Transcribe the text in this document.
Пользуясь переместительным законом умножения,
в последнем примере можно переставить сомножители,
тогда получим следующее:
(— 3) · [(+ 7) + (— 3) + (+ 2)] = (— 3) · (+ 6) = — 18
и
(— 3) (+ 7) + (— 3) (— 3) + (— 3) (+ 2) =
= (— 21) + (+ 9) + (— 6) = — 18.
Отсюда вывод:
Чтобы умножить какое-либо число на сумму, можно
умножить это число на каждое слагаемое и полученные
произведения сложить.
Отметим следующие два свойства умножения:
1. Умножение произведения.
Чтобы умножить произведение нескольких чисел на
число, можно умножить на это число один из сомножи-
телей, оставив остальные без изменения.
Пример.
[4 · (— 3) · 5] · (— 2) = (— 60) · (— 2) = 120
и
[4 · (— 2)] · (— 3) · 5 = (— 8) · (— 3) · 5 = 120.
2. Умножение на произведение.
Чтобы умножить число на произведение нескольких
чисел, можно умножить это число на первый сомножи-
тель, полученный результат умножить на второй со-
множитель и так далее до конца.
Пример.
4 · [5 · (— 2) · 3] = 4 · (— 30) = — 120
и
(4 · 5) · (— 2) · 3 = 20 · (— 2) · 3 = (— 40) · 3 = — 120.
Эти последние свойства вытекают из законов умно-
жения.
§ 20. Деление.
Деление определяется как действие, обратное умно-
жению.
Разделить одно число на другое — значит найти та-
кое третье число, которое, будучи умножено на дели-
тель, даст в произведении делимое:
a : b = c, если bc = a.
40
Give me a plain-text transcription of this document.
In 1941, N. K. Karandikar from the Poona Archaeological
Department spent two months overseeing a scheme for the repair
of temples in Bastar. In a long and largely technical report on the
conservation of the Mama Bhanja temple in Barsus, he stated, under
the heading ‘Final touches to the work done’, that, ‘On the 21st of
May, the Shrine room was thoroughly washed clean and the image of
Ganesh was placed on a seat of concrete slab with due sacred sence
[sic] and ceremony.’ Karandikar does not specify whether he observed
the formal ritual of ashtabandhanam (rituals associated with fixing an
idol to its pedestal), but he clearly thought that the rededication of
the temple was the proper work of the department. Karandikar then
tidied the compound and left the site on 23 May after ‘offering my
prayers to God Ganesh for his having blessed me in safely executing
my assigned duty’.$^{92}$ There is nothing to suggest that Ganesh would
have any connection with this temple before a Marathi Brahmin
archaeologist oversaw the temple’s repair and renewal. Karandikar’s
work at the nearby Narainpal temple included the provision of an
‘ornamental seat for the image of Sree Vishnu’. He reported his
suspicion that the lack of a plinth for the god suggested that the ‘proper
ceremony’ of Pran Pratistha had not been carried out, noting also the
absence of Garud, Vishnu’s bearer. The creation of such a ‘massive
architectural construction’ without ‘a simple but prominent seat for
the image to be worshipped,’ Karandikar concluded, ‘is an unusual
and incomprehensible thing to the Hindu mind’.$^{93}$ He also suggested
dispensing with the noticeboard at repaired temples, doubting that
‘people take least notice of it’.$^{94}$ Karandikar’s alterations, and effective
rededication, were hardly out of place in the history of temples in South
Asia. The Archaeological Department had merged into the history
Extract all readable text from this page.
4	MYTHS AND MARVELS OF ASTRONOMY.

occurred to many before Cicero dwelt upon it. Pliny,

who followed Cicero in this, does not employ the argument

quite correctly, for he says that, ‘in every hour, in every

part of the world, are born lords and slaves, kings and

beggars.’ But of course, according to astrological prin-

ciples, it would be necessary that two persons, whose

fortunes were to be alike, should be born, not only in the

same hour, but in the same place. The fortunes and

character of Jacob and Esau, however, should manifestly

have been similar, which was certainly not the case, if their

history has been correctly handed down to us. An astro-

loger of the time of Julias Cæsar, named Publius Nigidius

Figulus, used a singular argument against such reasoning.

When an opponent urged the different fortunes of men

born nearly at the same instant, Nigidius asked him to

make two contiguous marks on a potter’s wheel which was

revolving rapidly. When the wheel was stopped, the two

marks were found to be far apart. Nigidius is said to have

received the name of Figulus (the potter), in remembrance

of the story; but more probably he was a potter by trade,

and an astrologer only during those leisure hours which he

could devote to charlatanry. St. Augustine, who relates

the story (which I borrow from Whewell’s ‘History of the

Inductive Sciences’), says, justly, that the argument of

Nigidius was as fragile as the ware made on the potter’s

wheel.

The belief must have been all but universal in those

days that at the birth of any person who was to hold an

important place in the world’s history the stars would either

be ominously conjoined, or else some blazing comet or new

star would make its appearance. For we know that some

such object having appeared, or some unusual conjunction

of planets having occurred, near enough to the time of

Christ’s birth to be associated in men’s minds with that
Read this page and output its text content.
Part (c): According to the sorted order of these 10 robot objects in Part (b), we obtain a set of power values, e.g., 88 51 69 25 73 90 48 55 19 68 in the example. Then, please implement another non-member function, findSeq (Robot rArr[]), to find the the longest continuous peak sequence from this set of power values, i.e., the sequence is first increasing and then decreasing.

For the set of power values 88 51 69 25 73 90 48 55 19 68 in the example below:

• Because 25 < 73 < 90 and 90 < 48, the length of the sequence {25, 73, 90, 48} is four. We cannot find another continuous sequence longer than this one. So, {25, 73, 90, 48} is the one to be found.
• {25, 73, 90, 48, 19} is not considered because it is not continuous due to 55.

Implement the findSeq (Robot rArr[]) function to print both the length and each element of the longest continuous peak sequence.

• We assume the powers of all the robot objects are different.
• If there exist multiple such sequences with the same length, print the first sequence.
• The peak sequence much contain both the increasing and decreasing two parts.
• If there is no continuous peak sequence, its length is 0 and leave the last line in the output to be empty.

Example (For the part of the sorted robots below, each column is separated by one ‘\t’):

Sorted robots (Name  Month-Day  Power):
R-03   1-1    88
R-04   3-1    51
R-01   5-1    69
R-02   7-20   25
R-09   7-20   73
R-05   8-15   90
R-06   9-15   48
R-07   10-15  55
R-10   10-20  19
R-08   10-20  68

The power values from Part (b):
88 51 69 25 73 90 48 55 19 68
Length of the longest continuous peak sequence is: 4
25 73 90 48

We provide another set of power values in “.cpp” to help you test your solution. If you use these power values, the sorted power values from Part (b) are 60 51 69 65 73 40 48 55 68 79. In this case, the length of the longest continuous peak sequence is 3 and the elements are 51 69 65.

## SHORT PROBLEM
Nothing should be changed: write out all of the data as is.

## EXERCISE SOLUTION
Transcribe the text in this document.
Пользуясь переместительным законом умножения,
в последнем примере можно переставить сомножители,
тогда получим следующее:
(— 3) · [(+ 7) + (— 3) + (+ 2)] = (— 3) · (+ 6) = — 18
и
(— 3) (+ 7) + (— 3) (— 3) + (— 3) (+ 2) =
= (— 21) + (+ 9) + (— 6) = — 18.
Отсюда вывод:
Чтобы умножить какое-либо число на сумму, можно
умножить это число на каждое слагаемое и полученные
произведения сложить.
Отметим следующие два свойства умножения:
1. Умножение произведения.
Чтобы умножить произведение нескольких чисел на
число, можно умножить на это число один из сомножи-
телей, оставив остальные без изменения.
Пример.
[4 · (— 3) · 5] · (— 2) = (— 60) · (— 2) = 120
и
[4 · (— 2)] · (— 3) · 5 = (— 8) · (— 3) · 5 = 120.
2. Умножение на произведение.
Чтобы умножить число на произведение нескольких
чисел, можно умножить это число на первый сомножи-
тель, полученный результат умножить на второй со-
множитель и так далее до конца.
Пример.
4 · [5 · (— 2) · 3] = 4 · (— 30) = — 120
и
(4 · 5) · (— 2) · 3 = 20 · (— 2) · 3 = (— 40) · 3 = — 120.
Эти последние свойства вытекают из законов умно-
жения.
§ 20. Деление.
Деление определяется как действие, обратное умно-
жению.
Разделить одно число на другое — значит найти та-
кое третье число, которое, будучи умножено на дели-
тель, даст в произведении делимое:
a : b = c, если bc = a.
40
Give me a plain-text transcription of this document.
In 1941, N. K. Karandikar from the Poona Archaeological
Department spent two months overseeing a scheme for the repair
of temples in Bastar. In a long and largely technical report on the
conservation of the Mama Bhanja temple in Barsus, he stated, under
the heading ‘Final touches to the work done’, that, ‘On the 21st of
May, the Shrine room was thoroughly washed clean and the image of
Ganesh was placed on a seat of concrete slab with due sacred sence
[sic] and ceremony.’ Karandikar does not specify whether he observed
the formal ritual of ashtabandhanam (rituals associated with fixing an
idol to its pedestal), but he clearly thought that the rededication of
the temple was the proper work of the department. Karandikar then
tidied the compound and left the site on 23 May after ‘offering my
prayers to God Ganesh for his having blessed me in safely executing
my assigned duty’.$^{92}$ There is nothing to suggest that Ganesh would
have any connection with this temple before a Marathi Brahmin
archaeologist oversaw the temple’s repair and renewal. Karandikar’s
work at the nearby Narainpal temple included the provision of an
‘ornamental seat for the image of Sree Vishnu’. He reported his
suspicion that the lack of a plinth for the god suggested that the ‘proper
ceremony’ of Pran Pratistha had not been carried out, noting also the
absence of Garud, Vishnu’s bearer. The creation of such a ‘massive
architectural construction’ without ‘a simple but prominent seat for
the image to be worshipped,’ Karandikar concluded, ‘is an unusual
and incomprehensible thing to the Hindu mind’.$^{93}$ He also suggested
dispensing with the noticeboard at repaired temples, doubting that
‘people take least notice of it’.$^{94}$ Karandikar’s alterations, and effective
rededication, were hardly out of place in the history of temples in South
Asia. The Archaeological Department had merged into the history
Extract all readable text from this page.
4	MYTHS AND MARVELS OF ASTRONOMY.

occurred to many before Cicero dwelt upon it. Pliny,

who followed Cicero in this, does not employ the argument

quite correctly, for he says that, ‘in every hour, in every

part of the world, are born lords and slaves, kings and

beggars.’ But of course, according to astrological prin-

ciples, it would be necessary that two persons, whose

fortunes were to be alike, should be born, not only in the

same hour, but in the same place. The fortunes and

character of Jacob and Esau, however, should manifestly

have been similar, which was certainly not the case, if their

history has been correctly handed down to us. An astro-

loger of the time of Julias Cæsar, named Publius Nigidius

Figulus, used a singular argument against such reasoning.

When an opponent urged the different fortunes of men

born nearly at the same instant, Nigidius asked him to

make two contiguous marks on a potter’s wheel which was

revolving rapidly. When the wheel was stopped, the two

marks were found to be far apart. Nigidius is said to have

received the name of Figulus (the potter), in remembrance

of the story; but more probably he was a potter by trade,

and an astrologer only during those leisure hours which he

could devote to charlatanry. St. Augustine, who relates

the story (which I borrow from Whewell’s ‘History of the

Inductive Sciences’), says, justly, that the argument of

Nigidius was as fragile as the ware made on the potter’s

wheel.

The belief must have been all but universal in those

days that at the birth of any person who was to hold an

important place in the world’s history the stars would either

be ominously conjoined, or else some blazing comet or new

star would make its appearance. For we know that some

such object having appeared, or some unusual conjunction

of planets having occurred, near enough to the time of

Christ’s birth to be associated in men’s minds with that
Read this page and output its text content.
Part (c): According to the sorted order of these 10 robot objects in Part (b), we obtain a set of power values, e.g., 88 51 69 25 73 90 48 55 19 68 in the example. Then, please implement another non-member function, findSeq (Robot rArr[]), to find the the longest continuous peak sequence from this set of power values, i.e., the sequence is first increasing and then decreasing.

For the set of power values 88 51 69 25 73 90 48 55 19 68 in the example below:

• Because 25 < 73 < 90 and 90 < 48, the length of the sequence {25, 73, 90, 48} is four. We cannot find another continuous sequence longer than this one. So, {25, 73, 90, 48} is the one to be found.
• {25, 73, 90, 48, 19} is not considered because it is not continuous due to 55.

Implement the findSeq (Robot rArr[]) function to print both the length and each element of the longest continuous peak sequence.

• We assume the powers of all the robot objects are different.
• If there exist multiple such sequences with the same length, print the first sequence.
• The peak sequence much contain both the increasing and decreasing two parts.
• If there is no continuous peak sequence, its length is 0 and leave the last line in the output to be empty.

Example (For the part of the sorted robots below, each column is separated by one ‘\t’):

Sorted robots (Name  Month-Day  Power):
R-03   1-1    88
R-04   3-1    51
R-01   5-1    69
R-02   7-20   25
R-09   7-20   73
R-05   8-15   90
R-06   9-15   48
R-07   10-15  55
R-10   10-20  19
R-08   10-20  68

The power values from Part (b):
88 51 69 25 73 90 48 55 19 68
Length of the longest continuous peak sequence is: 4
25 73 90 48

We provide another set of power values in “.cpp” to help you test your solution. If you use these power values, the sorted power values from Part (b) are 60 51 69 65 73 40 48 55 68 79. In this case, the length of the longest continuous peak sequence is 3 and the elements are 51 69 65.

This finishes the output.